— Start of INPUT DATA —

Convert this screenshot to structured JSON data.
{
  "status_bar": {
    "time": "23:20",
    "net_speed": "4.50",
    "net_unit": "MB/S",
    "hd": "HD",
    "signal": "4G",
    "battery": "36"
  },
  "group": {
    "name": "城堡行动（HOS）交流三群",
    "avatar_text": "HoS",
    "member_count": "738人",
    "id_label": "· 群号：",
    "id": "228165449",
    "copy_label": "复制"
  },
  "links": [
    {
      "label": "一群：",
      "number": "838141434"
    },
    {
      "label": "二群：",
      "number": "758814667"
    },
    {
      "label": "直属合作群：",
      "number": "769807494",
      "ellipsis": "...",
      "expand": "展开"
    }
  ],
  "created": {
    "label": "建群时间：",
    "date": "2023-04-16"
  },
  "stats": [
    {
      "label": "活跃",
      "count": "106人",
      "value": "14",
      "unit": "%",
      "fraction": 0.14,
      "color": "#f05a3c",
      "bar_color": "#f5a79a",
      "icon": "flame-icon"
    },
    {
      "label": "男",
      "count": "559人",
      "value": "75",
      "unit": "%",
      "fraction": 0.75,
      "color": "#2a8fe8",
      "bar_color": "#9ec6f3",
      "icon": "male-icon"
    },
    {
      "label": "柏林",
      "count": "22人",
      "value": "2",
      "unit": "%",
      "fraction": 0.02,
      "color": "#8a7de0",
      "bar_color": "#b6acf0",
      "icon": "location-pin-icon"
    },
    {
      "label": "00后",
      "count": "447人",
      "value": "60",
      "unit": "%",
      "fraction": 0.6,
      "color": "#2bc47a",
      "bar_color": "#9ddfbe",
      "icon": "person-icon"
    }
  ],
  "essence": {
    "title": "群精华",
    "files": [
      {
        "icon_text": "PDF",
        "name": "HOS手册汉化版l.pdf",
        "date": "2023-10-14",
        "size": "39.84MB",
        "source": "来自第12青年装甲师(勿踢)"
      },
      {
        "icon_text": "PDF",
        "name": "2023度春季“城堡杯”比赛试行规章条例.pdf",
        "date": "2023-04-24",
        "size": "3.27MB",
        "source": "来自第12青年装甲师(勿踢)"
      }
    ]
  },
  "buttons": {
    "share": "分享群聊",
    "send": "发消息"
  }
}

— End of INPUT DATA —

* WHAT TO PRODUCE
Return the material exactly as it stands.

* ANSWER IN FULL
Convert this screenshot to structured JSON data.
{
  "status_bar": {
    "time": "23:20",
    "net_speed": "4.50",
    "net_unit": "MB/S",
    "hd": "HD",
    "signal": "4G",
    "battery": "36"
  },
  "group": {
    "name": "城堡行动（HOS）交流三群",
    "avatar_text": "HoS",
    "member_count": "738人",
    "id_label": "· 群号：",
    "id": "228165449",
    "copy_label": "复制"
  },
  "links": [
    {
      "label": "一群：",
      "number": "838141434"
    },
    {
      "label": "二群：",
      "number": "758814667"
    },
    {
      "label": "直属合作群：",
      "number": "769807494",
      "ellipsis": "...",
      "expand": "展开"
    }
  ],
  "created": {
    "label": "建群时间：",
    "date": "2023-04-16"
  },
  "stats": [
    {
      "label": "活跃",
      "count": "106人",
      "value": "14",
      "unit": "%",
      "fraction": 0.14,
      "color": "#f05a3c",
      "bar_color": "#f5a79a",
      "icon": "flame-icon"
    },
    {
      "label": "男",
      "count": "559人",
      "value": "75",
      "unit": "%",
      "fraction": 0.75,
      "color": "#2a8fe8",
      "bar_color": "#9ec6f3",
      "icon": "male-icon"
    },
    {
      "label": "柏林",
      "count": "22人",
      "value": "2",
      "unit": "%",
      "fraction": 0.02,
      "color": "#8a7de0",
      "bar_color": "#b6acf0",
      "icon": "location-pin-icon"
    },
    {
      "label": "00后",
      "count": "447人",
      "value": "60",
      "unit": "%",
      "fraction": 0.6,
      "color": "#2bc47a",
      "bar_color": "#9ddfbe",
      "icon": "person-icon"
    }
  ],
  "essence": {
    "title": "群精华",
    "files": [
      {
        "icon_text": "PDF",
        "name": "HOS手册汉化版l.pdf",
        "date": "2023-10-14",
        "size": "39.84MB",
        "source": "来自第12青年装甲师(勿踢)"
      },
      {
        "icon_text": "PDF",
        "name": "2023度春季“城堡杯”比赛试行规章条例.pdf",
        "date": "2023-04-24",
        "size": "3.27MB",
        "source": "来自第12青年装甲师(勿踢)"
      }
    ]
  },
  "buttons": {
    "share": "分享群聊",
    "send": "发消息"
  }
}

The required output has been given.